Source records
>> begin

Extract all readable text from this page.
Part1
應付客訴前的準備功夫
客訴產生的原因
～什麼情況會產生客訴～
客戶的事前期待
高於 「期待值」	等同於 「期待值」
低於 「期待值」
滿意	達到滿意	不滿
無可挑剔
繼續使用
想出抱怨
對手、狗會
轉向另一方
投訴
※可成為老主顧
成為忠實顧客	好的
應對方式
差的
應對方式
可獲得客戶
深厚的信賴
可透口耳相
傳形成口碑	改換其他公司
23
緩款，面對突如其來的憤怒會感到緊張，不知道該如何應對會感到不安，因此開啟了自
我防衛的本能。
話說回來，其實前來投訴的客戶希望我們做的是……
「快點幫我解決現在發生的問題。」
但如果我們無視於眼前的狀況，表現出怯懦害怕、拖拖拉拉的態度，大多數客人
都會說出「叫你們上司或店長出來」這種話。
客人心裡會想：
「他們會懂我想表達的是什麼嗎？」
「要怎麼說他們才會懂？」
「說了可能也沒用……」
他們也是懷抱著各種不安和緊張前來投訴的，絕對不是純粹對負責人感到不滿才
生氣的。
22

>> end

▸ TASK
Repeat the listing exactly, from its first line to its last.

▸ REPLY TO THE EXERCISE
Extract all readable text from this page.
Part1
應付客訴前的準備功夫
客訴產生的原因
～什麼情況會產生客訴～
客戶的事前期待
高於 「期待值」	等同於 「期待值」
低於 「期待值」
滿意	達到滿意	不滿
無可挑剔
繼續使用
想出抱怨
對手、狗會
轉向另一方
投訴
※可成為老主顧
成為忠實顧客	好的
應對方式
差的
應對方式
可獲得客戶
深厚的信賴
可透口耳相
傳形成口碑	改換其他公司
23
緩款，面對突如其來的憤怒會感到緊張，不知道該如何應對會感到不安，因此開啟了自
我防衛的本能。
話說回來，其實前來投訴的客戶希望我們做的是……
「快點幫我解決現在發生的問題。」
但如果我們無視於眼前的狀況，表現出怯懦害怕、拖拖拉拉的態度，大多數客人
都會說出「叫你們上司或店長出來」這種話。
客人心裡會想：
「他們會懂我想表達的是什麼嗎？」
「要怎麼說他們才會懂？」
「說了可能也沒用……」
他們也是懷抱著各種不安和緊張前來投訴的，絕對不是純粹對負責人感到不滿才
生氣的。
22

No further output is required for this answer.